Exactly as written, please repeat the data that follows, but not the pictures.

━━━ SUPPLIED MATERIAL

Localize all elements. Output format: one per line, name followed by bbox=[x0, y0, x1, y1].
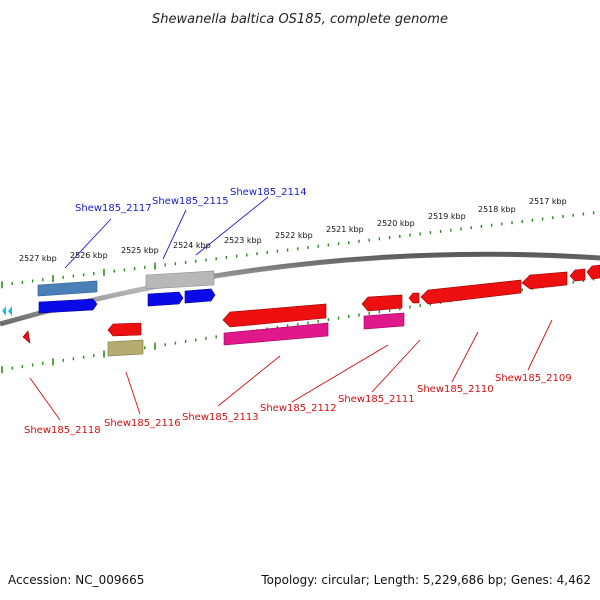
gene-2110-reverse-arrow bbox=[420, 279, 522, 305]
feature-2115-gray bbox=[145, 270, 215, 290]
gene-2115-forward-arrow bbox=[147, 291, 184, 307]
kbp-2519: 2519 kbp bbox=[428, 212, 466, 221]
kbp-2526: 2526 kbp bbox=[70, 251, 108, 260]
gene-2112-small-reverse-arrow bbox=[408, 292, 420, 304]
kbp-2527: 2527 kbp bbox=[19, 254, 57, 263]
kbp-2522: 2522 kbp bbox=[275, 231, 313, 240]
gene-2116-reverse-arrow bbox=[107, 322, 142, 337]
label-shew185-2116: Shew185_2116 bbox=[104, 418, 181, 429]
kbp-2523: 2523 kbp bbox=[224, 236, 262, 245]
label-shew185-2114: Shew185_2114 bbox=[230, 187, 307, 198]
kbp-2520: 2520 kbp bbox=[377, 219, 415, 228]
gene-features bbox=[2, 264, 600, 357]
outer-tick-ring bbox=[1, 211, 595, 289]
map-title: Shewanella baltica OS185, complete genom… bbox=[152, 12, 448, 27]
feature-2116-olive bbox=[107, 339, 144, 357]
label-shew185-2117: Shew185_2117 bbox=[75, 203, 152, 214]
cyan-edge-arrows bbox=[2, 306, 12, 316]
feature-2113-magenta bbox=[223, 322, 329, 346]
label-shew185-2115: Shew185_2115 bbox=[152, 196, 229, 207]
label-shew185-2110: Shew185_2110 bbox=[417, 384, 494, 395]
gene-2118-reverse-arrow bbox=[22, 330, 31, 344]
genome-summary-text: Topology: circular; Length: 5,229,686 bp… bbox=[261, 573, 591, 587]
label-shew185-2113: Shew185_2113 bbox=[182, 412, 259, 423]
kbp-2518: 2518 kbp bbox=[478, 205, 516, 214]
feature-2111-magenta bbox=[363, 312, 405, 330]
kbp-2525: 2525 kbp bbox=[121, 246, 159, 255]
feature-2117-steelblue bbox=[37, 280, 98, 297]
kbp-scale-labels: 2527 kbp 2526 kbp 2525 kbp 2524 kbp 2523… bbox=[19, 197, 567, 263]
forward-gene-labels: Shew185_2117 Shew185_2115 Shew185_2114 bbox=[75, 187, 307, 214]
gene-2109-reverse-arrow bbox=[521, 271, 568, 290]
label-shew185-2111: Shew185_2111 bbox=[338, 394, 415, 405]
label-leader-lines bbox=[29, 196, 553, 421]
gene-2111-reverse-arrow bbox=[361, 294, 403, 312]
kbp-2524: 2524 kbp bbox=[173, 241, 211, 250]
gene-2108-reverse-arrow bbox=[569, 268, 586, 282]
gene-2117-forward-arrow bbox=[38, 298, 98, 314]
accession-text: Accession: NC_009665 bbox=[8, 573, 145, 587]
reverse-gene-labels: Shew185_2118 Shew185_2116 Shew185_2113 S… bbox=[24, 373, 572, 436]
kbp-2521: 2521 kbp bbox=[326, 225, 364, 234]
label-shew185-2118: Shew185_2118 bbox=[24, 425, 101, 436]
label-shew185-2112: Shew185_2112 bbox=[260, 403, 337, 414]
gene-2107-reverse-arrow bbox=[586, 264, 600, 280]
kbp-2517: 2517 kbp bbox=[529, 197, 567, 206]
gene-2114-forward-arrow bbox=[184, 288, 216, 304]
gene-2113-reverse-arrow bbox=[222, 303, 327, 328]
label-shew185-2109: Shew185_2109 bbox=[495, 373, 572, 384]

━━━━━━

> **TASK ANSWER**
Localize all elements. Output format: one per line, name followed by bbox=[x0, y0, x1, y1].
gene-2110-reverse-arrow bbox=[420, 279, 522, 305]
feature-2115-gray bbox=[145, 270, 215, 290]
gene-2115-forward-arrow bbox=[147, 291, 184, 307]
kbp-2519: 2519 kbp bbox=[428, 212, 466, 221]
kbp-2526: 2526 kbp bbox=[70, 251, 108, 260]
gene-2112-small-reverse-arrow bbox=[408, 292, 420, 304]
kbp-2527: 2527 kbp bbox=[19, 254, 57, 263]
kbp-2522: 2522 kbp bbox=[275, 231, 313, 240]
gene-2116-reverse-arrow bbox=[107, 322, 142, 337]
label-shew185-2116: Shew185_2116 bbox=[104, 418, 181, 429]
kbp-2523: 2523 kbp bbox=[224, 236, 262, 245]
label-shew185-2114: Shew185_2114 bbox=[230, 187, 307, 198]
kbp-2520: 2520 kbp bbox=[377, 219, 415, 228]
gene-features bbox=[2, 264, 600, 357]
outer-tick-ring bbox=[1, 211, 595, 289]
map-title: Shewanella baltica OS185, complete genom… bbox=[152, 12, 448, 27]
feature-2116-olive bbox=[107, 339, 144, 357]
label-shew185-2117: Shew185_2117 bbox=[75, 203, 152, 214]
cyan-edge-arrows bbox=[2, 306, 12, 316]
feature-2113-magenta bbox=[223, 322, 329, 346]
label-shew185-2115: Shew185_2115 bbox=[152, 196, 229, 207]
label-shew185-2110: Shew185_2110 bbox=[417, 384, 494, 395]
gene-2118-reverse-arrow bbox=[22, 330, 31, 344]
genome-summary-text: Topology: circular; Length: 5,229,686 bp… bbox=[261, 573, 591, 587]
label-shew185-2113: Shew185_2113 bbox=[182, 412, 259, 423]
kbp-2518: 2518 kbp bbox=[478, 205, 516, 214]
feature-2111-magenta bbox=[363, 312, 405, 330]
kbp-2525: 2525 kbp bbox=[121, 246, 159, 255]
feature-2117-steelblue bbox=[37, 280, 98, 297]
kbp-scale-labels: 2527 kbp 2526 kbp 2525 kbp 2524 kbp 2523… bbox=[19, 197, 567, 263]
forward-gene-labels: Shew185_2117 Shew185_2115 Shew185_2114 bbox=[75, 187, 307, 214]
gene-2109-reverse-arrow bbox=[521, 271, 568, 290]
label-shew185-2111: Shew185_2111 bbox=[338, 394, 415, 405]
label-leader-lines bbox=[29, 196, 553, 421]
gene-2111-reverse-arrow bbox=[361, 294, 403, 312]
kbp-2524: 2524 kbp bbox=[173, 241, 211, 250]
gene-2108-reverse-arrow bbox=[569, 268, 586, 282]
gene-2117-forward-arrow bbox=[38, 298, 98, 314]
accession-text: Accession: NC_009665 bbox=[8, 573, 145, 587]
reverse-gene-labels: Shew185_2118 Shew185_2116 Shew185_2113 S… bbox=[24, 373, 572, 436]
kbp-2521: 2521 kbp bbox=[326, 225, 364, 234]
label-shew185-2118: Shew185_2118 bbox=[24, 425, 101, 436]
label-shew185-2112: Shew185_2112 bbox=[260, 403, 337, 414]
gene-2107-reverse-arrow bbox=[586, 264, 600, 280]
kbp-2517: 2517 kbp bbox=[529, 197, 567, 206]
gene-2114-forward-arrow bbox=[184, 288, 216, 304]
gene-2113-reverse-arrow bbox=[222, 303, 327, 328]
label-shew185-2109: Shew185_2109 bbox=[495, 373, 572, 384]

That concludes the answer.